**THE PROBLEM:** Scan the material that follows. Copy every line containing the word "score".

┏━━

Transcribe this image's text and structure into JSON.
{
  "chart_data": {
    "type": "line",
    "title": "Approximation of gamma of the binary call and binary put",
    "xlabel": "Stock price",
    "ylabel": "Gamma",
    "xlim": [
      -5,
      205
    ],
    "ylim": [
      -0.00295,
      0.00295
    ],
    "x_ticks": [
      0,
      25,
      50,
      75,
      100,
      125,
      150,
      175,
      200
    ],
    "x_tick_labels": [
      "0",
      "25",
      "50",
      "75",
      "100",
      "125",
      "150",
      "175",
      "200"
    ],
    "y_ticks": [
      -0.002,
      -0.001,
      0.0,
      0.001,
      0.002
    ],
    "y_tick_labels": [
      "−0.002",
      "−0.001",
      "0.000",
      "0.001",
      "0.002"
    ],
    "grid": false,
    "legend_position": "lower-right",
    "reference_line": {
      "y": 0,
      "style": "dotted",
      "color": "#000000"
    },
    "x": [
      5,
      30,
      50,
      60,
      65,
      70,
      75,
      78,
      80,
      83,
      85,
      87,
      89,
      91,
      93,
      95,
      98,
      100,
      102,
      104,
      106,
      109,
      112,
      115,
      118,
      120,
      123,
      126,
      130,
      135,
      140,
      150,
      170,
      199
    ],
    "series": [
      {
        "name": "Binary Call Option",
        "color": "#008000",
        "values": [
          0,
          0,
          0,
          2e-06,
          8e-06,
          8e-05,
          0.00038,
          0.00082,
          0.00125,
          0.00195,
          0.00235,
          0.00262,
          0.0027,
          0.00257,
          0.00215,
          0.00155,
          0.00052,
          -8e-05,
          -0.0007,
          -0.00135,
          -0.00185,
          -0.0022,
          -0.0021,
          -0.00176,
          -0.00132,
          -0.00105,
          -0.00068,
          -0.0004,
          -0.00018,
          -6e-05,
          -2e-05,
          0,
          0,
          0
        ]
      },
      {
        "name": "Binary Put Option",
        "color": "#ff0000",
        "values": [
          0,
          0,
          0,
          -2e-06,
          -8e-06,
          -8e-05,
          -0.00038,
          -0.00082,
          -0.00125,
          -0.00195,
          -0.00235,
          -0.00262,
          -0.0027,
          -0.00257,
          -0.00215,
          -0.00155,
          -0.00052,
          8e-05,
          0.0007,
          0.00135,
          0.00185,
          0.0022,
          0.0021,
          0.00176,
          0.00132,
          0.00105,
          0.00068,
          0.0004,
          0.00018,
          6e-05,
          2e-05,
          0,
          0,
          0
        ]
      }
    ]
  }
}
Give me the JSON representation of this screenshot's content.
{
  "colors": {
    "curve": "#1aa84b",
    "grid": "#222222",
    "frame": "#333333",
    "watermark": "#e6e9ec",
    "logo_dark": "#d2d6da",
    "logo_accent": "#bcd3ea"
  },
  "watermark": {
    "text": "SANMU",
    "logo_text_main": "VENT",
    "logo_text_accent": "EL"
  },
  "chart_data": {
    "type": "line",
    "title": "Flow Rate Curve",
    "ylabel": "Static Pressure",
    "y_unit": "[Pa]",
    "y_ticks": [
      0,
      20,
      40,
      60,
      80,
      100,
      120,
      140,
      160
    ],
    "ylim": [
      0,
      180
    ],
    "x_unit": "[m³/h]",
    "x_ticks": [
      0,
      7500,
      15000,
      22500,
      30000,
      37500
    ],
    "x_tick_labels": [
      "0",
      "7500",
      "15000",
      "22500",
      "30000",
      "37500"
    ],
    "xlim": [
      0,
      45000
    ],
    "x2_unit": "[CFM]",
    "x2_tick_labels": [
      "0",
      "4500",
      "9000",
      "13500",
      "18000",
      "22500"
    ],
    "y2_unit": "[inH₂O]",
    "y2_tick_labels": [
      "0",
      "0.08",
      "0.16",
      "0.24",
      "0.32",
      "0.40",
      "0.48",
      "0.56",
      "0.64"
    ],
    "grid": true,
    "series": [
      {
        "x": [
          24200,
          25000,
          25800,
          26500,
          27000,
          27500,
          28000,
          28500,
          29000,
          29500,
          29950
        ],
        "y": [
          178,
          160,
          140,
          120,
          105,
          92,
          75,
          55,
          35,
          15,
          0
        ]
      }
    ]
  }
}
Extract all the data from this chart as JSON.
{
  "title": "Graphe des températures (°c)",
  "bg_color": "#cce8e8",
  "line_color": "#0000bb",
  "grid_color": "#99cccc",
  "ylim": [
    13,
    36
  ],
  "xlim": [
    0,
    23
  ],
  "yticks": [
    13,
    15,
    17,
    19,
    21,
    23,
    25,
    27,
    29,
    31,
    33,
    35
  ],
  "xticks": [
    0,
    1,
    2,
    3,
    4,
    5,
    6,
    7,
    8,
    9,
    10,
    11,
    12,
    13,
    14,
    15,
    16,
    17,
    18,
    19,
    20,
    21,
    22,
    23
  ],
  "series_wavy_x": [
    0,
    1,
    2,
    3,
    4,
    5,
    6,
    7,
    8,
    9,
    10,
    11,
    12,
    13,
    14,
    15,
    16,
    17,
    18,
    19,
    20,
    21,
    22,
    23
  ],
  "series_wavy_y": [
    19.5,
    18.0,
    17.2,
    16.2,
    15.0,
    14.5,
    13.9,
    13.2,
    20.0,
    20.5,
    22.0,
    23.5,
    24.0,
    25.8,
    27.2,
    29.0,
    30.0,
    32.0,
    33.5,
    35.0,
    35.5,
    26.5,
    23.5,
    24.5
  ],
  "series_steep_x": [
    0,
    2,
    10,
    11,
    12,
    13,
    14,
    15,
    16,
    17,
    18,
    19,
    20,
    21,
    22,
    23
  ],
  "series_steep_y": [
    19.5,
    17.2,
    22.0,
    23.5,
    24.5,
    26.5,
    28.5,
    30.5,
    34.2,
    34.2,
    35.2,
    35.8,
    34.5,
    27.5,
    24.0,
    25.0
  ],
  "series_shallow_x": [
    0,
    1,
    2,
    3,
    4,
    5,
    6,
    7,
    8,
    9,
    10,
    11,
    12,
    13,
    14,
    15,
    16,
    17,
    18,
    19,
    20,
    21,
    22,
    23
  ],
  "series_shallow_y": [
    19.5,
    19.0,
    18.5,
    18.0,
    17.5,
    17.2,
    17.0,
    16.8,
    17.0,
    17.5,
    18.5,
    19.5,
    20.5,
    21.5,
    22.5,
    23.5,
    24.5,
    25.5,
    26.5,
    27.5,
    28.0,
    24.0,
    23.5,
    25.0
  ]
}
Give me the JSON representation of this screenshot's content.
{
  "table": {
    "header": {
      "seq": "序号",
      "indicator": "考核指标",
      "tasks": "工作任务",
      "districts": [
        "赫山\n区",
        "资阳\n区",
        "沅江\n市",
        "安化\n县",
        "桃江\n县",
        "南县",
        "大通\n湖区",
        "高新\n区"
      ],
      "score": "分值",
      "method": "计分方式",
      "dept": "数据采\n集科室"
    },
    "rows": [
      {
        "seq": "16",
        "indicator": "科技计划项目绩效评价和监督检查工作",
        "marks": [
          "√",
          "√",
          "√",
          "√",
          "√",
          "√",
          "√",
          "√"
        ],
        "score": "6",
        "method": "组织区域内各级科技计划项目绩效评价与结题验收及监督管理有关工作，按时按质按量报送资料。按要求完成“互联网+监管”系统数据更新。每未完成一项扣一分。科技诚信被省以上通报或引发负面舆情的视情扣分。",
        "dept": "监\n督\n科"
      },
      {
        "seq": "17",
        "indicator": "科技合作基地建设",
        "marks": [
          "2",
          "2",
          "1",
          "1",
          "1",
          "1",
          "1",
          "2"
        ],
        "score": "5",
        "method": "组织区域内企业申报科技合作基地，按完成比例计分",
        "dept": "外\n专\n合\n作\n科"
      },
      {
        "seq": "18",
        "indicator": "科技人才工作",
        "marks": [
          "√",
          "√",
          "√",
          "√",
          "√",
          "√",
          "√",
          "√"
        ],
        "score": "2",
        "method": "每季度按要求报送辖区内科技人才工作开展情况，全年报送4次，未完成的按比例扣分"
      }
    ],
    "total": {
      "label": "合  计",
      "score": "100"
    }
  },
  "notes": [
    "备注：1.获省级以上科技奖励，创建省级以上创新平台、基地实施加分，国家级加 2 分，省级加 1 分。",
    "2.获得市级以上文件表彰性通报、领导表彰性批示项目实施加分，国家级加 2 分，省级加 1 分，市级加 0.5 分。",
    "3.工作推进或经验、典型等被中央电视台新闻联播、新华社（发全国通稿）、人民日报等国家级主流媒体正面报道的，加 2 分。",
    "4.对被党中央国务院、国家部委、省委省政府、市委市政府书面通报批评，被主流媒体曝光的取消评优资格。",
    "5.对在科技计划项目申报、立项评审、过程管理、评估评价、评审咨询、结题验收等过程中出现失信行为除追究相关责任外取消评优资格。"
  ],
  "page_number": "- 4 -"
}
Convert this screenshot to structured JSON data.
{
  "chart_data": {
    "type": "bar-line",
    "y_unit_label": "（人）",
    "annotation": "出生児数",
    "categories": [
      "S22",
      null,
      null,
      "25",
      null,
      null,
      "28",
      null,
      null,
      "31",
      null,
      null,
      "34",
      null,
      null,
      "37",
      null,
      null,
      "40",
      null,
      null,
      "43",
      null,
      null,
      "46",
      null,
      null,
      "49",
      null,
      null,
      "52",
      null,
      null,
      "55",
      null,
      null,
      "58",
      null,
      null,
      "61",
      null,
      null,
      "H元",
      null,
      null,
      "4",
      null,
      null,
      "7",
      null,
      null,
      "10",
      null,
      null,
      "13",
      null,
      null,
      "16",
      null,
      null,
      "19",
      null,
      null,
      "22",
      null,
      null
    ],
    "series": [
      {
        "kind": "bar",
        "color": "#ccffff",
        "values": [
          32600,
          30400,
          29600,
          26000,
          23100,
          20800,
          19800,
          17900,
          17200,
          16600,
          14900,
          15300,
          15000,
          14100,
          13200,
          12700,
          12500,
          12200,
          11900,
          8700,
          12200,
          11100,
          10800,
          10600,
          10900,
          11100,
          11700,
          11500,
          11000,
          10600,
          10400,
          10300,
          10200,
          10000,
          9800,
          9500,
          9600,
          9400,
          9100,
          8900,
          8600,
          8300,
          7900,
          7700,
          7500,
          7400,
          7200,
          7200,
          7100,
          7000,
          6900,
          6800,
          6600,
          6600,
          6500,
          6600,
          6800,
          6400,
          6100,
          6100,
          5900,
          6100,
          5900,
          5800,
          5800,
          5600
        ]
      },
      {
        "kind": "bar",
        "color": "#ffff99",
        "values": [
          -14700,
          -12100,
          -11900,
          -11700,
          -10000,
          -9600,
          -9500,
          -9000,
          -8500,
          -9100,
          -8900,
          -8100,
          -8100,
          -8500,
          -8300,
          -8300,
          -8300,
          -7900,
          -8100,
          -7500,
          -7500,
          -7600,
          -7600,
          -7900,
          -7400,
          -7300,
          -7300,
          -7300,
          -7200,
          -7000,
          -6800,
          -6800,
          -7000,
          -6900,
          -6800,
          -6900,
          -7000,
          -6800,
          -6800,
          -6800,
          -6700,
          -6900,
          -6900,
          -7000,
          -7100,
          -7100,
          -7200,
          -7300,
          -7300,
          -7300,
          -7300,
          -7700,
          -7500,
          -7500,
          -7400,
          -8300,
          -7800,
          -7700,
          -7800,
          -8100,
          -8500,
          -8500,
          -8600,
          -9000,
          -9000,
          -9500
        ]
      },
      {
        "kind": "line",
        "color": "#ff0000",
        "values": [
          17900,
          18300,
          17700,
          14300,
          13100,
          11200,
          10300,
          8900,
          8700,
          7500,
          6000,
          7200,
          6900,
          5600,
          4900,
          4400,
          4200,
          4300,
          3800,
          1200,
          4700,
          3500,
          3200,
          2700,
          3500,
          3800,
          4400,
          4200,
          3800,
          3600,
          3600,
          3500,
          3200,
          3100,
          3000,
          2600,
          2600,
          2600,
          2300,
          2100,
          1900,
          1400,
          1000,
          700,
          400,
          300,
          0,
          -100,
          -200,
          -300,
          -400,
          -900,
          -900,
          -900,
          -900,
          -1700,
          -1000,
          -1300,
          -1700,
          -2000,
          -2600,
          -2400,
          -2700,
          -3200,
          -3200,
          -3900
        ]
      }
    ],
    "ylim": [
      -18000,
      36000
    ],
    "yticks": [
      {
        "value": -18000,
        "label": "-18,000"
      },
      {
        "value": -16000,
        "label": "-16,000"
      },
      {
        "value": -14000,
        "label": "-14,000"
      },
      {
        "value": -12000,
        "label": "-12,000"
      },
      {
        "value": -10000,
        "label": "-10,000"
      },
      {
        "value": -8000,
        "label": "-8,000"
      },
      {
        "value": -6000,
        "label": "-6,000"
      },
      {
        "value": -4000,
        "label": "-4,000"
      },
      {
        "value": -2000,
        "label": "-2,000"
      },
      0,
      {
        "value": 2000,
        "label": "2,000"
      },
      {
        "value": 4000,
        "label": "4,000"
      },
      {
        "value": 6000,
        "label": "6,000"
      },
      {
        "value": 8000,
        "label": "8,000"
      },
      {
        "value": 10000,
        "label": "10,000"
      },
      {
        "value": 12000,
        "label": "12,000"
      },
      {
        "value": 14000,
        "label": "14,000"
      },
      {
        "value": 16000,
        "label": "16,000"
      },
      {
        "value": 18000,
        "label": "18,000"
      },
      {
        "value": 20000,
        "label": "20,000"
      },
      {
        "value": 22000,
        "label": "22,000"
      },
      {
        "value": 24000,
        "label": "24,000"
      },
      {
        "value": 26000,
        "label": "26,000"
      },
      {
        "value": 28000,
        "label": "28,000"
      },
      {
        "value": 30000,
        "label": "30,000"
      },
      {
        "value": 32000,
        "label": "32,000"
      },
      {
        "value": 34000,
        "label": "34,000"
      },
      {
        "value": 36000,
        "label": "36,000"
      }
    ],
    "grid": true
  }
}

┗━━

**THE OUTPUT:**
      "score": "分值",
        "score": "6",
        "score": "5",
        "score": "2",
      "score": "100"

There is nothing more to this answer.